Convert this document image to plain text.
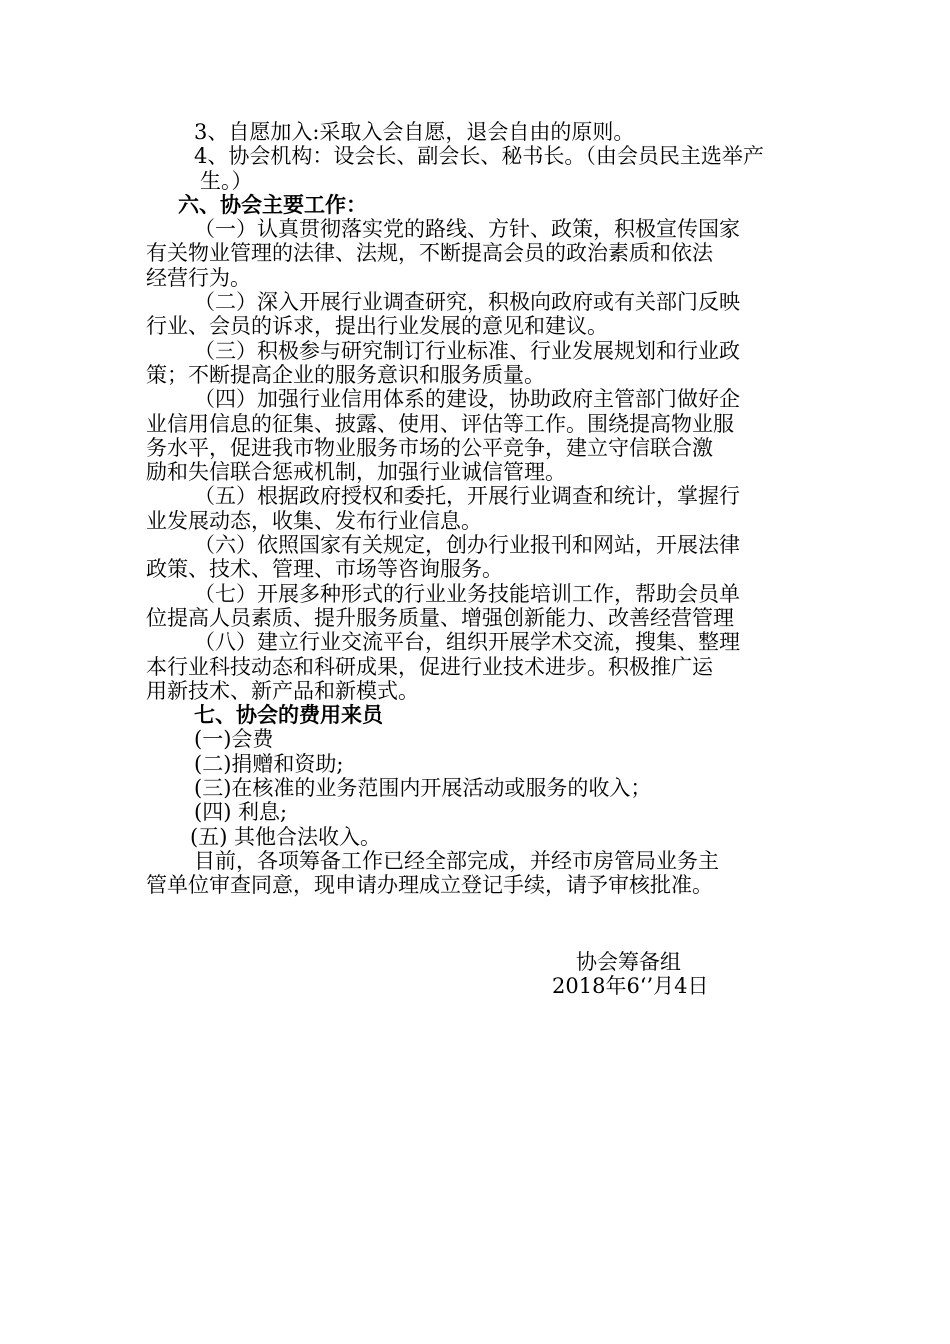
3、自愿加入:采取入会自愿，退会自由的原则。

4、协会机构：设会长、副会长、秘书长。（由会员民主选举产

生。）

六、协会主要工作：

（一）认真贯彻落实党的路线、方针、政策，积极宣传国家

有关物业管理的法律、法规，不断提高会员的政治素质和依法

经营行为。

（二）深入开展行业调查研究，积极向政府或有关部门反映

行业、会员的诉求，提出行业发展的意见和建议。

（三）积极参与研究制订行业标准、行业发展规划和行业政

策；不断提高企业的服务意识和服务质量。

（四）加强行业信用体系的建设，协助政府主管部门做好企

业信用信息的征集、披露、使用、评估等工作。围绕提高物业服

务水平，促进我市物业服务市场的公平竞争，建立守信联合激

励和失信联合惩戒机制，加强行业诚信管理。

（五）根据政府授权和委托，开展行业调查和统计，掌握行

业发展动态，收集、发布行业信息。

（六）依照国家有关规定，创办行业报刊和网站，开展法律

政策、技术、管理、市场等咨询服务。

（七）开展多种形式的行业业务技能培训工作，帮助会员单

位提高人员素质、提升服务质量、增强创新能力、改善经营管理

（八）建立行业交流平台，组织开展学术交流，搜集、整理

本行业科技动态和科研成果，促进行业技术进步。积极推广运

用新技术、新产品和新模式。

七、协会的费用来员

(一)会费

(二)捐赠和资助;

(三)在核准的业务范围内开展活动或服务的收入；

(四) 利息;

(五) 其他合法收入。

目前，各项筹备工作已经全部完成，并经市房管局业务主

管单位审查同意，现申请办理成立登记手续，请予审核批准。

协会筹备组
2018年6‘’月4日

=======

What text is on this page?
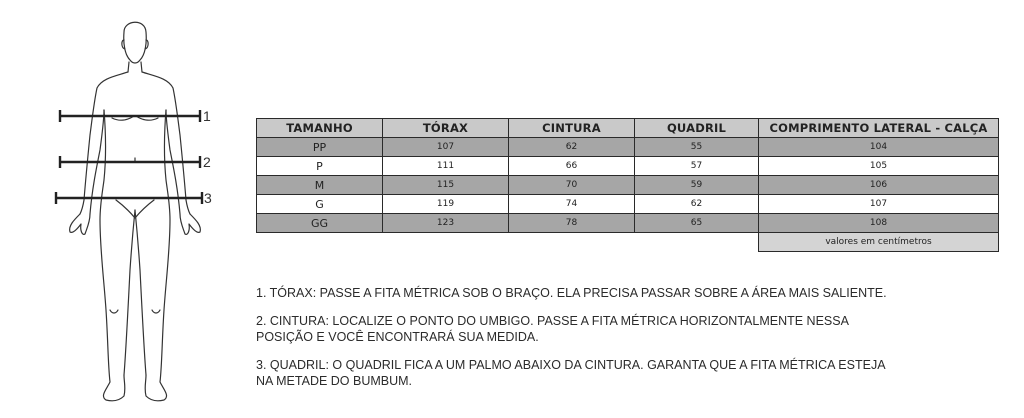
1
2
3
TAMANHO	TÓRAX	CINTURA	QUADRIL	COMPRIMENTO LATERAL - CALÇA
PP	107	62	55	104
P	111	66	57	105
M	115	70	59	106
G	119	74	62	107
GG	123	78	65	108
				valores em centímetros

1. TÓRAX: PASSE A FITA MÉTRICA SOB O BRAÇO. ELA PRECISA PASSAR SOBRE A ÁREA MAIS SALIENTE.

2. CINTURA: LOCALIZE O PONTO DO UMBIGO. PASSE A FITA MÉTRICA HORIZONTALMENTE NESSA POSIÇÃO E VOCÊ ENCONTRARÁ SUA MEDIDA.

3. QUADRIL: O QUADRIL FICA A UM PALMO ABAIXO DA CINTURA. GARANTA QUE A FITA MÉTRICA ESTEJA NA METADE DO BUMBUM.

=======

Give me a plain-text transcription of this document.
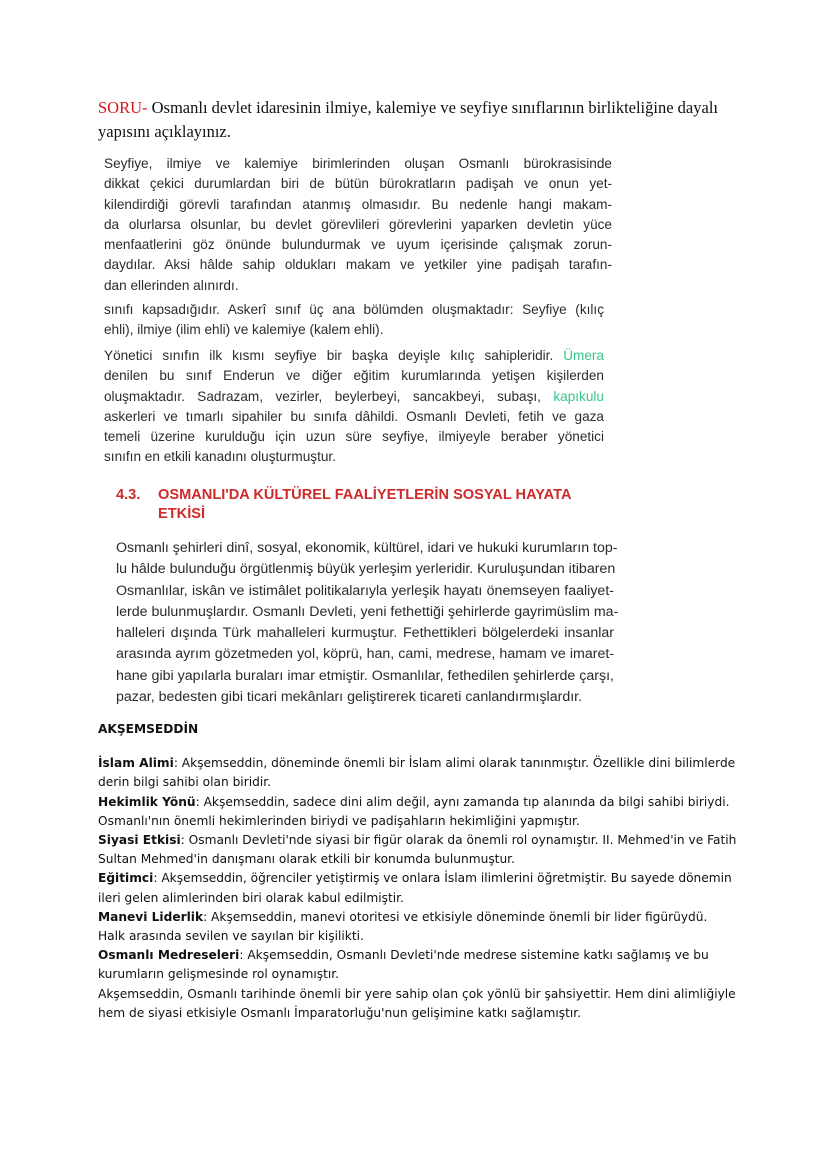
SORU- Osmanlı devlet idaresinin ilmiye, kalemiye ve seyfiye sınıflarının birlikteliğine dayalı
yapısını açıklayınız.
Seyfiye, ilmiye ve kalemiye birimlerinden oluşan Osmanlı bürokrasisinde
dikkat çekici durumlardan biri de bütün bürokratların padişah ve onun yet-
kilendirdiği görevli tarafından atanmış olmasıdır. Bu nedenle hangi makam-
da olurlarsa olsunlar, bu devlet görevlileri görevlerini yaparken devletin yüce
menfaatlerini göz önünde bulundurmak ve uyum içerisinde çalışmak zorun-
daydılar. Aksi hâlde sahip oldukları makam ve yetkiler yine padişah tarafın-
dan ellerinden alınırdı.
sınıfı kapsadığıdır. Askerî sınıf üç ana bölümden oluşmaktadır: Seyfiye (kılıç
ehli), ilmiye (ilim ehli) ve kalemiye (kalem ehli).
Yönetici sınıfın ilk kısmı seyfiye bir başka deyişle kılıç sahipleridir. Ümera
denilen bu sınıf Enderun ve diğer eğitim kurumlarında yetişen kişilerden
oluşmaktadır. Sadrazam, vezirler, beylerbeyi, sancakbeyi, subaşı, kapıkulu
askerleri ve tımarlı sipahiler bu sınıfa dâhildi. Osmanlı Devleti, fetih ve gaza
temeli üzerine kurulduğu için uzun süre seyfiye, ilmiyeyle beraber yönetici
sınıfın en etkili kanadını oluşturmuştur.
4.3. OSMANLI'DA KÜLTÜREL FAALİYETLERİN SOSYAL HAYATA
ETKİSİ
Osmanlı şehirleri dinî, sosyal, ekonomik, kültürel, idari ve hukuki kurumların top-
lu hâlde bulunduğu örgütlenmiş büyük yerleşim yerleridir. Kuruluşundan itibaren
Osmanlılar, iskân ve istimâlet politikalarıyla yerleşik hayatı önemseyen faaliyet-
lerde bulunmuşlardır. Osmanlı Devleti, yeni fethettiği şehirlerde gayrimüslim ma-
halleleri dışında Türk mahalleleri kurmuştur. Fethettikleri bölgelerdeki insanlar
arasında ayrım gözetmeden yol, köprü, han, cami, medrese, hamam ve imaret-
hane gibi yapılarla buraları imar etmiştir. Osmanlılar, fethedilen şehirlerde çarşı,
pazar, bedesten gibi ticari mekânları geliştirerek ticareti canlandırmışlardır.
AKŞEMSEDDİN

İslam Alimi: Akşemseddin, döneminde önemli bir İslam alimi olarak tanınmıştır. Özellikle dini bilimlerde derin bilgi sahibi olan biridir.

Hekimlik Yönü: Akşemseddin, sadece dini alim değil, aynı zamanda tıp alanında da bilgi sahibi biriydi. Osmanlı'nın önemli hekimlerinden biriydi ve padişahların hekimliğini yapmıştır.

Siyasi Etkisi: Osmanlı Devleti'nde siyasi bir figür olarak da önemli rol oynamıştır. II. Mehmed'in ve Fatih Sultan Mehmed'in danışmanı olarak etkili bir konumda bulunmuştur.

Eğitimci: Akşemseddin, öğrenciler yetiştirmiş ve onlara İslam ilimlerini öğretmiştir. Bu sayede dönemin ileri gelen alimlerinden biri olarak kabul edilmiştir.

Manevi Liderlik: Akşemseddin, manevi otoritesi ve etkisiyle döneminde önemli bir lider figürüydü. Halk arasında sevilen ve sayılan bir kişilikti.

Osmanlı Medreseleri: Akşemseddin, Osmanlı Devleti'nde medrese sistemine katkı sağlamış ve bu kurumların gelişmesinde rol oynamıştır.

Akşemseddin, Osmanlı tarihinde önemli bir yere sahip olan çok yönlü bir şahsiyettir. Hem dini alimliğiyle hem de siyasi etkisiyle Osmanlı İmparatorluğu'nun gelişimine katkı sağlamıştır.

=======

Aim: Where a line contains "dini", copy that line.

Correct output:
İslam Alimi: Akşemseddin, döneminde önemli bir İslam alimi olarak tanınmıştır. Özellikle dini bilimlerde derin bilgi sahibi olan biridir.
Hekimlik Yönü: Akşemseddin, sadece dini alim değil, aynı zamanda tıp alanında da bilgi sahibi biriydi. Osmanlı'nın önemli hekimlerinden biriydi ve padişahların hekimliğini yapmıştır.
Akşemseddin, Osmanlı tarihinde önemli bir yere sahip olan çok yönlü bir şahsiyettir. Hem dini alimliğiyle hem de siyasi etkisiyle Osmanlı İmparatorluğu'nun gelişimine katkı sağlamıştır.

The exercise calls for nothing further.